— RECORDS SUPPLIED —
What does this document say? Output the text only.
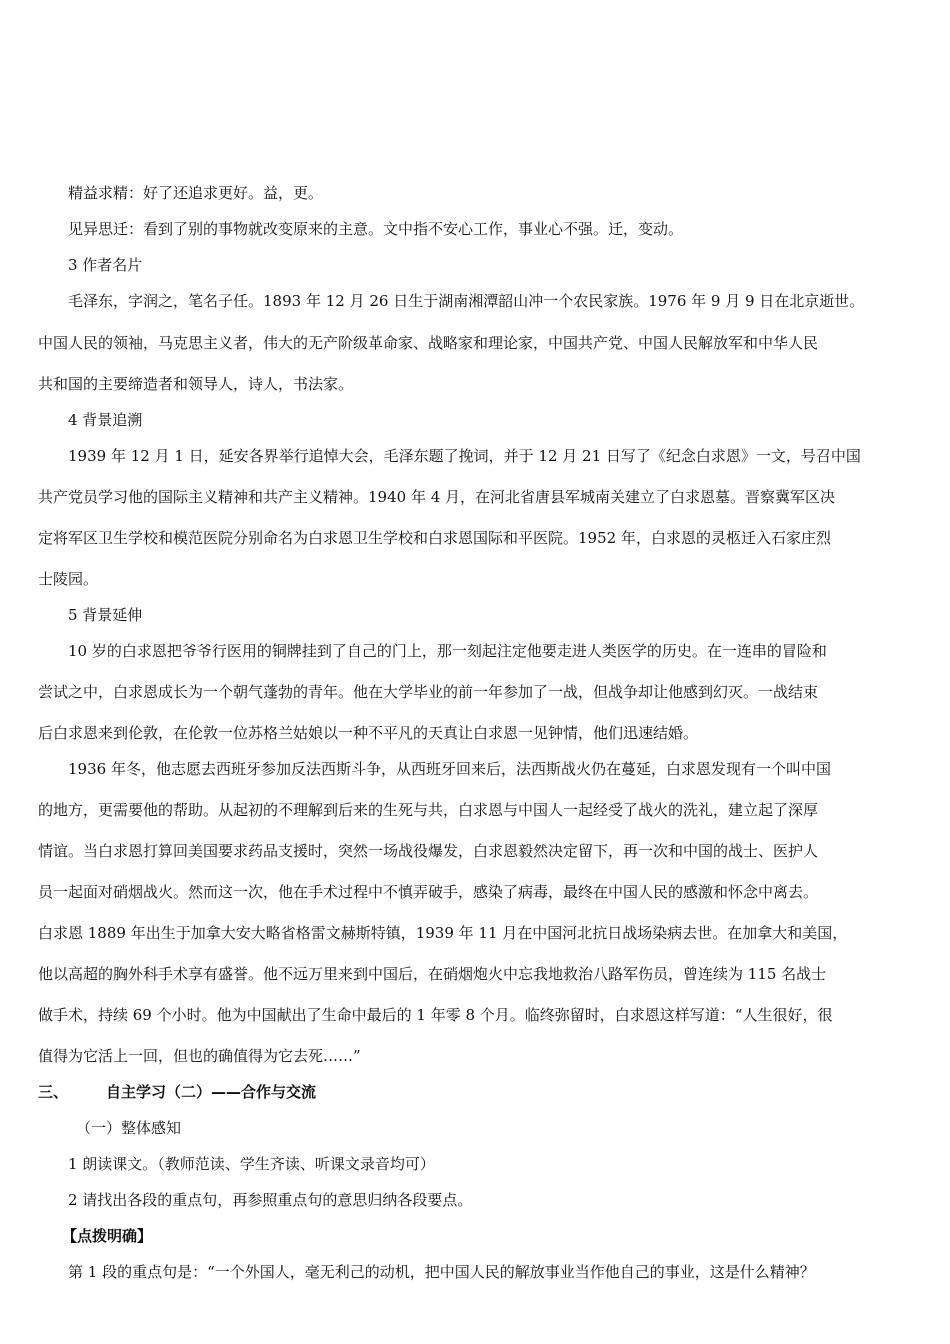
精益求精：好了还追求更好。益，更。
见异思迁：看到了别的事物就改变原来的主意。文中指不安心工作，事业心不强。迁，变动。
3 作者名片
毛泽东，字润之，笔名子任。1893 年 12 月 26 日生于湖南湘潭韶山冲一个农民家族。1976 年 9 月 9 日在北京逝世。
中国人民的领袖，马克思主义者，伟大的无产阶级革命家、战略家和理论家，中国共产党、中国人民解放军和中华人民
共和国的主要缔造者和领导人，诗人，书法家。
4 背景追溯
1939 年 12 月 1 日，延安各界举行追悼大会，毛泽东题了挽词，并于 12 月 21 日写了《纪念白求恩》一文，号召中国
共产党员学习他的国际主义精神和共产主义精神。1940 年 4 月，在河北省唐县军城南关建立了白求恩墓。晋察冀军区决
定将军区卫生学校和模范医院分别命名为白求恩卫生学校和白求恩国际和平医院。1952 年，白求恩的灵柩迁入石家庄烈
士陵园。
5 背景延伸
10 岁的白求恩把爷爷行医用的铜牌挂到了自己的门上，那一刻起注定他要走进人类医学的历史。在一连串的冒险和
尝试之中，白求恩成长为一个朝气蓬勃的青年。他在大学毕业的前一年参加了一战，但战争却让他感到幻灭。一战结束
后白求恩来到伦敦，在伦敦一位苏格兰姑娘以一种不平凡的天真让白求恩一见钟情，他们迅速结婚。
1936 年冬，他志愿去西班牙参加反法西斯斗争，从西班牙回来后，法西斯战火仍在蔓延，白求恩发现有一个叫中国
的地方，更需要他的帮助。从起初的不理解到后来的生死与共，白求恩与中国人一起经受了战火的洗礼，建立起了深厚
情谊。当白求恩打算回美国要求药品支援时，突然一场战役爆发，白求恩毅然决定留下，再一次和中国的战士、医护人
员一起面对硝烟战火。然而这一次，他在手术过程中不慎弄破手，感染了病毒，最终在中国人民的感激和怀念中离去。
白求恩 1889 年出生于加拿大安大略省格雷文赫斯特镇，1939 年 11 月在中国河北抗日战场染病去世。在加拿大和美国，
他以高超的胸外科手术享有盛誉。他不远万里来到中国后，在硝烟炮火中忘我地救治八路军伤员，曾连续为 115 名战士
做手术，持续 69 个小时。他为中国献出了生命中最后的 1 年零 8 个月。临终弥留时，白求恩这样写道：“人生很好，很
值得为它活上一回，但也的确值得为它去死……”
三、	自主学习（二）——合作与交流
（一）整体感知
1 朗读课文。（教师范读、学生齐读、听课文录音均可）
2 请找出各段的重点句，再参照重点句的意思归纳各段要点。
【点拨明确】
第 1 段的重点句是：“一个外国人，毫无利己的动机，把中国人民的解放事业当作他自己的事业，这是什么精神？
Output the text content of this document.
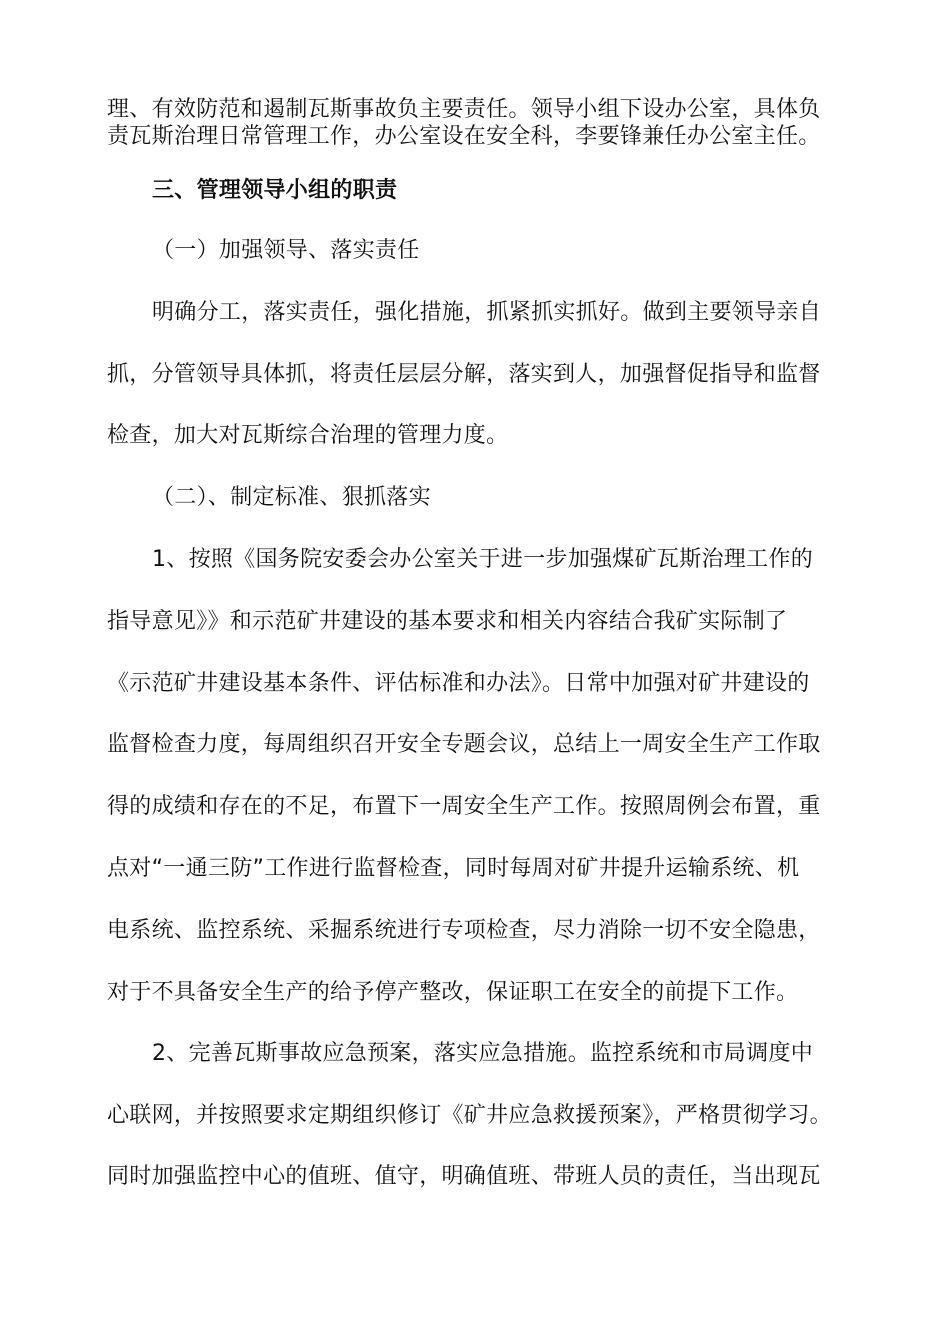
理、有效防范和遏制瓦斯事故负主要责任。领导小组下设办公室，具体负
责瓦斯治理日常管理工作，办公室设在安全科，李要锋兼任办公室主任。
三、管理领导小组的职责
（一）加强领导、落实责任
明确分工，落实责任，强化措施，抓紧抓实抓好。做到主要领导亲自
抓，分管领导具体抓，将责任层层分解，落实到人，加强督促指导和监督
检查，加大对瓦斯综合治理的管理力度。
（二）、制定标准、狠抓落实
1、按照《国务院安委会办公室关于进一步加强煤矿瓦斯治理工作的
指导意见》》和示范矿井建设的基本要求和相关内容结合我矿实际制了
《示范矿井建设基本条件、评估标准和办法》。日常中加强对矿井建设的
监督检查力度，每周组织召开安全专题会议，总结上一周安全生产工作取
得的成绩和存在的不足，布置下一周安全生产工作。按照周例会布置，重
点对“一通三防”工作进行监督检查，同时每周对矿井提升运输系统、机
电系统、监控系统、采掘系统进行专项检查，尽力消除一切不安全隐患，
对于不具备安全生产的给予停产整改，保证职工在安全的前提下工作。
2、完善瓦斯事故应急预案，落实应急措施。监控系统和市局调度中
心联网，并按照要求定期组织修订《矿井应急救援预案》，严格贯彻学习。
同时加强监控中心的值班、值守，明确值班、带班人员的责任，当出现瓦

— REQUIRED TASK —
Copy every entry exactly as written. Pictures are excluded.

— RESULT —
What does this document say? Output the text only.
精益求精：好了还追求更好。益，更。
见异思迁：看到了别的事物就改变原来的主意。文中指不安心工作，事业心不强。迁，变动。
3 作者名片
毛泽东，字润之，笔名子任。1893 年 12 月 26 日生于湖南湘潭韶山冲一个农民家族。1976 年 9 月 9 日在北京逝世。
中国人民的领袖，马克思主义者，伟大的无产阶级革命家、战略家和理论家，中国共产党、中国人民解放军和中华人民
共和国的主要缔造者和领导人，诗人，书法家。
4 背景追溯
1939 年 12 月 1 日，延安各界举行追悼大会，毛泽东题了挽词，并于 12 月 21 日写了《纪念白求恩》一文，号召中国
共产党员学习他的国际主义精神和共产主义精神。1940 年 4 月，在河北省唐县军城南关建立了白求恩墓。晋察冀军区决
定将军区卫生学校和模范医院分别命名为白求恩卫生学校和白求恩国际和平医院。1952 年，白求恩的灵柩迁入石家庄烈
士陵园。
5 背景延伸
10 岁的白求恩把爷爷行医用的铜牌挂到了自己的门上，那一刻起注定他要走进人类医学的历史。在一连串的冒险和
尝试之中，白求恩成长为一个朝气蓬勃的青年。他在大学毕业的前一年参加了一战，但战争却让他感到幻灭。一战结束
后白求恩来到伦敦，在伦敦一位苏格兰姑娘以一种不平凡的天真让白求恩一见钟情，他们迅速结婚。
1936 年冬，他志愿去西班牙参加反法西斯斗争，从西班牙回来后，法西斯战火仍在蔓延，白求恩发现有一个叫中国
的地方，更需要他的帮助。从起初的不理解到后来的生死与共，白求恩与中国人一起经受了战火的洗礼，建立起了深厚
情谊。当白求恩打算回美国要求药品支援时，突然一场战役爆发，白求恩毅然决定留下，再一次和中国的战士、医护人
员一起面对硝烟战火。然而这一次，他在手术过程中不慎弄破手，感染了病毒，最终在中国人民的感激和怀念中离去。
白求恩 1889 年出生于加拿大安大略省格雷文赫斯特镇，1939 年 11 月在中国河北抗日战场染病去世。在加拿大和美国，
他以高超的胸外科手术享有盛誉。他不远万里来到中国后，在硝烟炮火中忘我地救治八路军伤员，曾连续为 115 名战士
做手术，持续 69 个小时。他为中国献出了生命中最后的 1 年零 8 个月。临终弥留时，白求恩这样写道：“人生很好，很
值得为它活上一回，但也的确值得为它去死……”
三、	自主学习（二）——合作与交流
（一）整体感知
1 朗读课文。（教师范读、学生齐读、听课文录音均可）
2 请找出各段的重点句，再参照重点句的意思归纳各段要点。
【点拨明确】
第 1 段的重点句是：“一个外国人，毫无利己的动机，把中国人民的解放事业当作他自己的事业，这是什么精神？
Output the text content of this document.
理、有效防范和遏制瓦斯事故负主要责任。领导小组下设办公室，具体负
责瓦斯治理日常管理工作，办公室设在安全科，李要锋兼任办公室主任。
三、管理领导小组的职责
（一）加强领导、落实责任
明确分工，落实责任，强化措施，抓紧抓实抓好。做到主要领导亲自
抓，分管领导具体抓，将责任层层分解，落实到人，加强督促指导和监督
检查，加大对瓦斯综合治理的管理力度。
（二）、制定标准、狠抓落实
1、按照《国务院安委会办公室关于进一步加强煤矿瓦斯治理工作的
指导意见》》和示范矿井建设的基本要求和相关内容结合我矿实际制了
《示范矿井建设基本条件、评估标准和办法》。日常中加强对矿井建设的
监督检查力度，每周组织召开安全专题会议，总结上一周安全生产工作取
得的成绩和存在的不足，布置下一周安全生产工作。按照周例会布置，重
点对“一通三防”工作进行监督检查，同时每周对矿井提升运输系统、机
电系统、监控系统、采掘系统进行专项检查，尽力消除一切不安全隐患，
对于不具备安全生产的给予停产整改，保证职工在安全的前提下工作。
2、完善瓦斯事故应急预案，落实应急措施。监控系统和市局调度中
心联网，并按照要求定期组织修订《矿井应急救援预案》，严格贯彻学习。
同时加强监控中心的值班、值守，明确值班、带班人员的责任，当出现瓦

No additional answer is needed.